-- Start Data to process --

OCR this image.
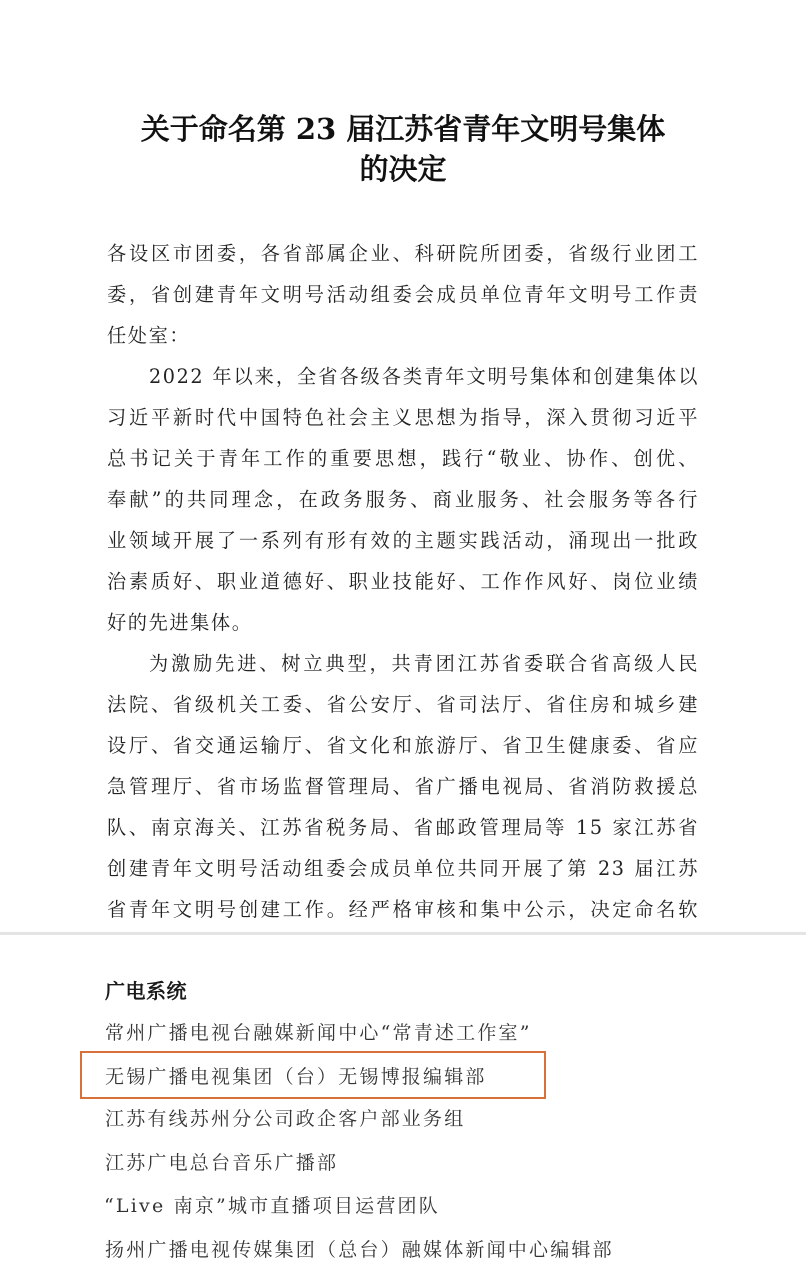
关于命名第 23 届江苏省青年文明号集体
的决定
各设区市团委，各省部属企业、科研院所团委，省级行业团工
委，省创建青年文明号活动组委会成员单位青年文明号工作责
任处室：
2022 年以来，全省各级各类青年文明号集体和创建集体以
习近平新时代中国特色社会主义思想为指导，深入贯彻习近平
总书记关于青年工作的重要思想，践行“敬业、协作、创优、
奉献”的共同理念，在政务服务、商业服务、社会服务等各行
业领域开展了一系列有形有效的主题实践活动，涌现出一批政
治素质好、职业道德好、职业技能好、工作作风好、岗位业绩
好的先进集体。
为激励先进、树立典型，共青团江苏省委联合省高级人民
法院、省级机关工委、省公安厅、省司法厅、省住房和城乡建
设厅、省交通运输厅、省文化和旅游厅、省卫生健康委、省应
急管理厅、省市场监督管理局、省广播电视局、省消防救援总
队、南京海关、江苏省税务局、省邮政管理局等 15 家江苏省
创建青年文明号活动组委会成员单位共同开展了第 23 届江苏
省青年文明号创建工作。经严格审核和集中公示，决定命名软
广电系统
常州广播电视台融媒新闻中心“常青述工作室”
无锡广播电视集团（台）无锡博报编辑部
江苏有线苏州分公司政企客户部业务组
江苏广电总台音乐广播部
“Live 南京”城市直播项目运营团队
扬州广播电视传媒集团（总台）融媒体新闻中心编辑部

-- End Data to process --

## Your goal
Please repeat the entries exactly. Do not include the pictures.

## Reply to the exercise
OCR this image.
关于命名第 23 届江苏省青年文明号集体
的决定
各设区市团委，各省部属企业、科研院所团委，省级行业团工
委，省创建青年文明号活动组委会成员单位青年文明号工作责
任处室：
2022 年以来，全省各级各类青年文明号集体和创建集体以
习近平新时代中国特色社会主义思想为指导，深入贯彻习近平
总书记关于青年工作的重要思想，践行“敬业、协作、创优、
奉献”的共同理念，在政务服务、商业服务、社会服务等各行
业领域开展了一系列有形有效的主题实践活动，涌现出一批政
治素质好、职业道德好、职业技能好、工作作风好、岗位业绩
好的先进集体。
为激励先进、树立典型，共青团江苏省委联合省高级人民
法院、省级机关工委、省公安厅、省司法厅、省住房和城乡建
设厅、省交通运输厅、省文化和旅游厅、省卫生健康委、省应
急管理厅、省市场监督管理局、省广播电视局、省消防救援总
队、南京海关、江苏省税务局、省邮政管理局等 15 家江苏省
创建青年文明号活动组委会成员单位共同开展了第 23 届江苏
省青年文明号创建工作。经严格审核和集中公示，决定命名软
广电系统
常州广播电视台融媒新闻中心“常青述工作室”
无锡广播电视集团（台）无锡博报编辑部
江苏有线苏州分公司政企客户部业务组
江苏广电总台音乐广播部
“Live 南京”城市直播项目运营团队
扬州广播电视传媒集团（总台）融媒体新闻中心编辑部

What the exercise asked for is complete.